DXは具体的にどのような形で進んでいるのでしょうか。まずグローバルな視点で見ると、デジタルとリアルの融合で国のあり方そのものを大きく変えている国が増えています。例えば“デジタル国家”といわれるエストニアでは、行政のシステムがほとんどデジタル化され、オンライン上であらゆる手続きが効率的に行うことが可能です。またスウェーデンや中国はDX推進国として知られています。

日本でも、大企業、中小企業にかかわらずDXを進めている企業が急増しています。身近な例では、DXの成功のお手本といわれるAmazonを筆頭に、簡単なアプリ操作で個人がスマホで中古品を売買できる「メルカリ」、ネット上のやり取りだけで宿泊施設探しから予約までを手軽に行える「Airbnb」などが、DXを実践し成長した企業として挙げられます。また「Netflix」は、映画を見るという行為をレンタルショップ来店から自宅でできるサブスクリプションサービスに変革したことでDXに成功した事例です。

【主なDX成功事例】
・Amazon:「カスタマーレビュー」「レコメンデーション」といった機能を活用しネット販売を拡大させた
・Airbnb:旅行者と宿泊施設のマッチングをデータのやり取りだけで完結させた
・Netflix:通信技術の発展に伴い、インターネットを活用した定額制の映像配信サービスとして浸透
・家庭教師のトライ:パソコン・スマートフォン・タブレットなどあらゆる端末で授業が受けられる
・日本交通:全国規模でタクシー(他社含む)が配車できるアプリを開発した

事例に挙げたのは、どれも私たちの生活と身近なサービスを展開している企業です。ここからもわかるように、DXは決して“対岸の火事”ではなく、今すぐにでも対応すべき事案にまで発展しているといえます。では、具体的に企業やビジネスパーソンがDXに対応するにはどのようにしたらよいのでしょうか。

- - - - - - -

■ 作業目標
上のDXに関する文章のうち、「日本でも、大企業、中小企業に」から「とでDXに成功した事例です。」まで(両端の語句を含む)を、一字も変えずに写してください。

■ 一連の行
- - - - - - -

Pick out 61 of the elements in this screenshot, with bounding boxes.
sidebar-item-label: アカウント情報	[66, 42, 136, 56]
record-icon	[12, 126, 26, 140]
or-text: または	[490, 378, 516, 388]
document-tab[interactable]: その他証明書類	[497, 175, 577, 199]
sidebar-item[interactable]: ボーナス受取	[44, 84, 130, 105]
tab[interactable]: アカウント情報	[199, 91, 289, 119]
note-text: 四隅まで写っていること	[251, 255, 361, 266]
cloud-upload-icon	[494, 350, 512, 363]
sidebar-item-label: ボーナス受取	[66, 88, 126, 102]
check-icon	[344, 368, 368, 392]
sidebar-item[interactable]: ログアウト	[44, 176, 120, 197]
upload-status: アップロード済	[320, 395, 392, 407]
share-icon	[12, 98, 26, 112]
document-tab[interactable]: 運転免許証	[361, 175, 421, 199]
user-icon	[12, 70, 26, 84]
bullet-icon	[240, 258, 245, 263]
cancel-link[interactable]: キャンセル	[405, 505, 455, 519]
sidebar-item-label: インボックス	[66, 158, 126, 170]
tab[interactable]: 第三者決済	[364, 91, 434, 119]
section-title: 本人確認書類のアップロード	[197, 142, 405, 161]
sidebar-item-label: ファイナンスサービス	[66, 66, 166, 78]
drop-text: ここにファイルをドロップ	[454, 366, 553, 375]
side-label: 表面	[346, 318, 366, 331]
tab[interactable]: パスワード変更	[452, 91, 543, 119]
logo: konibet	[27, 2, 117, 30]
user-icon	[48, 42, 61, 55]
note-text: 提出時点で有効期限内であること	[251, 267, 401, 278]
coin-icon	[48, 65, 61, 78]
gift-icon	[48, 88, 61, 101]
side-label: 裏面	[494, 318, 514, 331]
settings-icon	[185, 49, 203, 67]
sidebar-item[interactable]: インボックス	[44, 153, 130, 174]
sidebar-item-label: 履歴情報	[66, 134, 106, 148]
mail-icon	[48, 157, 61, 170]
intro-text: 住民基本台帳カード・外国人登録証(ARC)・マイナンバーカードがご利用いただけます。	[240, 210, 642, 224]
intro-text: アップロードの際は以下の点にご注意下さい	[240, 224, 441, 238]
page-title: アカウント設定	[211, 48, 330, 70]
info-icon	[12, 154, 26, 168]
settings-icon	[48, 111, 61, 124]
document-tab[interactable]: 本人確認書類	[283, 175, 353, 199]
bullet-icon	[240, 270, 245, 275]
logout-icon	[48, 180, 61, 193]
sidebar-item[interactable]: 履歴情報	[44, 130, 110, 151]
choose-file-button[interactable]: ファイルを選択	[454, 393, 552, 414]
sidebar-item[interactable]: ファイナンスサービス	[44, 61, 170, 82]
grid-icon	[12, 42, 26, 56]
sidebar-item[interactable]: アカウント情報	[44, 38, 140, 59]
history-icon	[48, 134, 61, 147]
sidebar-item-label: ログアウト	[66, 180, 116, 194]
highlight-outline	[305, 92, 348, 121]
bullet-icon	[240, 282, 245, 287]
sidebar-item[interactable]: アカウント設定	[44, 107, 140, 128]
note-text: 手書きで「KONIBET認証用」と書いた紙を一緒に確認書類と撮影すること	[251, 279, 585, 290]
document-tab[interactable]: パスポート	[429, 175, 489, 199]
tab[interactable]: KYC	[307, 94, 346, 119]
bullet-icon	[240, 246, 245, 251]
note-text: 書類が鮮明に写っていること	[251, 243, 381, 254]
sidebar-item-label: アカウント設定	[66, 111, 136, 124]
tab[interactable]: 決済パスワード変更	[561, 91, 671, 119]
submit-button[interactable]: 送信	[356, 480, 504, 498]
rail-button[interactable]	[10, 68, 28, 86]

- - - - - - -

■ 演習回答
日本でも、大企業、中小企業にかかわらずDXを進めている企業が急増しています。身近な例では、DXの成功のお手本といわれるAmazonを筆頭に、簡単なアプリ操作で個人がスマホで中古品を売買できる「メルカリ」、ネット上のやり取りだけで宿泊施設探しから予約までを手軽に行える「Airbnb」などが、DXを実践し成長した企業として挙げられます。また「Netflix」は、映画を見るという行為をレンタルショップ来店から自宅でできるサブスクリプションサービスに変革したことでDXに成功した事例です。